TASKS AND EXERCISES:
(A) Quote the sermon passage word for word from "lies that are" up to and including "started this morning.".
(B) In the sermon passage, list every action that follows the words "When we choose".

PASSAGE:
***

Whose life has God placed into our hands?

 

And how do we go about fighting for them?

     

How can we most effectively help to break the power of the lies

      that Satan has etched into their lives,

lies that are keeping them from seeing the truth

      about God’s love for them?

 

And this is where I’ve been trying to get to

      ever since I started this morning.

 

I don’t know exactly why this works the way it does,

      I only know it’s true.

 

You see, most of all

      the most effective way we will ever have

            of giving another person the ability to see the love of God for them

is by our acting in love toward them ourselves.

 

When we choose to act toward another person

      the way our God acts toward us

            in the most remarkable way

                  it’s like handing them a tiny mirror

                        in which they can then see reflected

                              the love of God Himself.

 

When we choose to forgive

      it reflects God’s forgiveness through Christ.

 

When we choose not to take into account a wrong suffered against us,

      it stirs in the other person

            the hope that just maybe

                  God might do the same thing.

***

SOURCE MATERIAL:
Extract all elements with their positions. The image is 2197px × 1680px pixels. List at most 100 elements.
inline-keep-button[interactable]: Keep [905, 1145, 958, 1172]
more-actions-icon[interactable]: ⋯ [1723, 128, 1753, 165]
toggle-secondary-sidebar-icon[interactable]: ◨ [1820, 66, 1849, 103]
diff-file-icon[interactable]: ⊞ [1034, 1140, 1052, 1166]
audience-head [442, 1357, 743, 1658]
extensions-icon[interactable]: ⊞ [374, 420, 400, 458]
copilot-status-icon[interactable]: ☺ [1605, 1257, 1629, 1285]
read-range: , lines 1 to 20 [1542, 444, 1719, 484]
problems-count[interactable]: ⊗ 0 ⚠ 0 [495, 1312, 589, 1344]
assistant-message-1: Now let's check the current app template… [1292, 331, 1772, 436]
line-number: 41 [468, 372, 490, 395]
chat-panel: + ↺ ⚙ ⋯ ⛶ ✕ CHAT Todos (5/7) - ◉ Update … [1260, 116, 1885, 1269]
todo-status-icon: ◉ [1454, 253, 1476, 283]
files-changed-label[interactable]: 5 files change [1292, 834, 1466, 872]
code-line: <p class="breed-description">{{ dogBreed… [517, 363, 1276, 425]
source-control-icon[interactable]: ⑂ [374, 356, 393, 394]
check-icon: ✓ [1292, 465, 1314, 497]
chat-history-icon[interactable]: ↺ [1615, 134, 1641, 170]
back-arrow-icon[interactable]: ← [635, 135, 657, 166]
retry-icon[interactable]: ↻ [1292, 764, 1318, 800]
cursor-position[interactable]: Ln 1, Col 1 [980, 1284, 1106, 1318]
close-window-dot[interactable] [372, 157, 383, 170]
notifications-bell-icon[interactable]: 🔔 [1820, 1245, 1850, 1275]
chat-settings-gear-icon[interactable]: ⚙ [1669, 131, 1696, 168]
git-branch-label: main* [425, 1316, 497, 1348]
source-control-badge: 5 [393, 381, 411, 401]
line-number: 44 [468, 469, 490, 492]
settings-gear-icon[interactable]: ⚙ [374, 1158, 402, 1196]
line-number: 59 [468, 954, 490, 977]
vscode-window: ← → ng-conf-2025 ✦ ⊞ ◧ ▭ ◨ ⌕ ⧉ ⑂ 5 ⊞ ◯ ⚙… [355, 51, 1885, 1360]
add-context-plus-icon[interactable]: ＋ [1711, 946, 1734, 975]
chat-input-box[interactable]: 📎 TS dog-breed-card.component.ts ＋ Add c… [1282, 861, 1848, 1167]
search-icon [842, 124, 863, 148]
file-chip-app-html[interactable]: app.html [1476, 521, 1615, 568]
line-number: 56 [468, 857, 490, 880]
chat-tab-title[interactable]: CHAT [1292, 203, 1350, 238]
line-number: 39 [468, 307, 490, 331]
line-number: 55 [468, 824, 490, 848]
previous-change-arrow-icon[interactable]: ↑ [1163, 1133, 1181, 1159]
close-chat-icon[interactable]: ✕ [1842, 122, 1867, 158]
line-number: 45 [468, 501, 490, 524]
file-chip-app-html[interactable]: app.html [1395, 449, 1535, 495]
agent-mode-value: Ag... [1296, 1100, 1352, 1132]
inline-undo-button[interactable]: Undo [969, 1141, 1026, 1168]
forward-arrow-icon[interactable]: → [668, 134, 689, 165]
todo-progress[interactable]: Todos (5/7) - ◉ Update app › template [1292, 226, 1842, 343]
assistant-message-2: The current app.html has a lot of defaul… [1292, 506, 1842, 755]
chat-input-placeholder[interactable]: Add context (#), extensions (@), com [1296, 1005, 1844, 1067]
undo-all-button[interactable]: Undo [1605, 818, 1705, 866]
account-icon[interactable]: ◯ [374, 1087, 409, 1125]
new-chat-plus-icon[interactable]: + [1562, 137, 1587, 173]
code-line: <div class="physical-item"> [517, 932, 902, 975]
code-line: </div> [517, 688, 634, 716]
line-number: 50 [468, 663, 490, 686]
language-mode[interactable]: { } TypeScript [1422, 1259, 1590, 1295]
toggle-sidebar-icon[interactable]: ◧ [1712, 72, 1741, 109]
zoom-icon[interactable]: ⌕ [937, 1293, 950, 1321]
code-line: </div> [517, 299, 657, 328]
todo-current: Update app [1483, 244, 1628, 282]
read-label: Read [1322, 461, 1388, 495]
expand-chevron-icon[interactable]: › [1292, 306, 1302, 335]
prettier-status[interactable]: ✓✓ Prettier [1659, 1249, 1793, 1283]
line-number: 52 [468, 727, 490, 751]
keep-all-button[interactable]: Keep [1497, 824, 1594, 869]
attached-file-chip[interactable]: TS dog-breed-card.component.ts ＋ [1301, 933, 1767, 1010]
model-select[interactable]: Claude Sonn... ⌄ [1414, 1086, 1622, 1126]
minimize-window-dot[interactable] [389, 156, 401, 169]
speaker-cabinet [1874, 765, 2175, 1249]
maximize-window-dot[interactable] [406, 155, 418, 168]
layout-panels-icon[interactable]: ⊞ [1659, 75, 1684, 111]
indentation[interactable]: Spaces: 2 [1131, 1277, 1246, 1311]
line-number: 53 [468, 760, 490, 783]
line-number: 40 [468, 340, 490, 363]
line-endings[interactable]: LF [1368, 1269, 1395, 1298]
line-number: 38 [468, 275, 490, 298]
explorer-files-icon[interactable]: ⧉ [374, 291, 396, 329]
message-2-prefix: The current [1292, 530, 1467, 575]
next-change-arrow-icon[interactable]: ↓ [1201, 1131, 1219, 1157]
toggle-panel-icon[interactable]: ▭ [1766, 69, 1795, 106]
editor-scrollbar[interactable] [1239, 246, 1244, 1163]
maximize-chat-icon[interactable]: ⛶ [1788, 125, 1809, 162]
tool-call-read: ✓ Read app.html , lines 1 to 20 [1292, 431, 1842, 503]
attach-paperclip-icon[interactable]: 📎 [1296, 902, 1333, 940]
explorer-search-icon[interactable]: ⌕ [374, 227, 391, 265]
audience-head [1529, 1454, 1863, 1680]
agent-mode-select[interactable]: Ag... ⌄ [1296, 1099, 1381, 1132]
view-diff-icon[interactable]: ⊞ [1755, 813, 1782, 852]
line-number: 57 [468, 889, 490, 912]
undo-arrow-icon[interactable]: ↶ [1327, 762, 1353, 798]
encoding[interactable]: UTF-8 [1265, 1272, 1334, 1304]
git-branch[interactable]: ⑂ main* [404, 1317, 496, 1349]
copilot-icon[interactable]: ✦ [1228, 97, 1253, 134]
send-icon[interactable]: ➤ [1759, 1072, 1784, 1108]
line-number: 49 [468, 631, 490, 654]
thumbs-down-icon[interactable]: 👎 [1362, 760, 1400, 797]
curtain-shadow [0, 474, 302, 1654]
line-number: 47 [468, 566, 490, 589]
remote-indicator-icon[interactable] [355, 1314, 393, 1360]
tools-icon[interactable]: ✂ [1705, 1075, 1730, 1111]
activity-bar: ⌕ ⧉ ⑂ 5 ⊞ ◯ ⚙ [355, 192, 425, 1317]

***

WRITTEN ANSWERS:
(A)
lies that are keeping them from seeing the truth

      about God’s love for them?

 

And this is where I’ve been trying to get to

      ever since I started this morning.

(B)
- to act toward another person the way our God acts toward us
- to forgive
- not to take into account a wrong suffered against us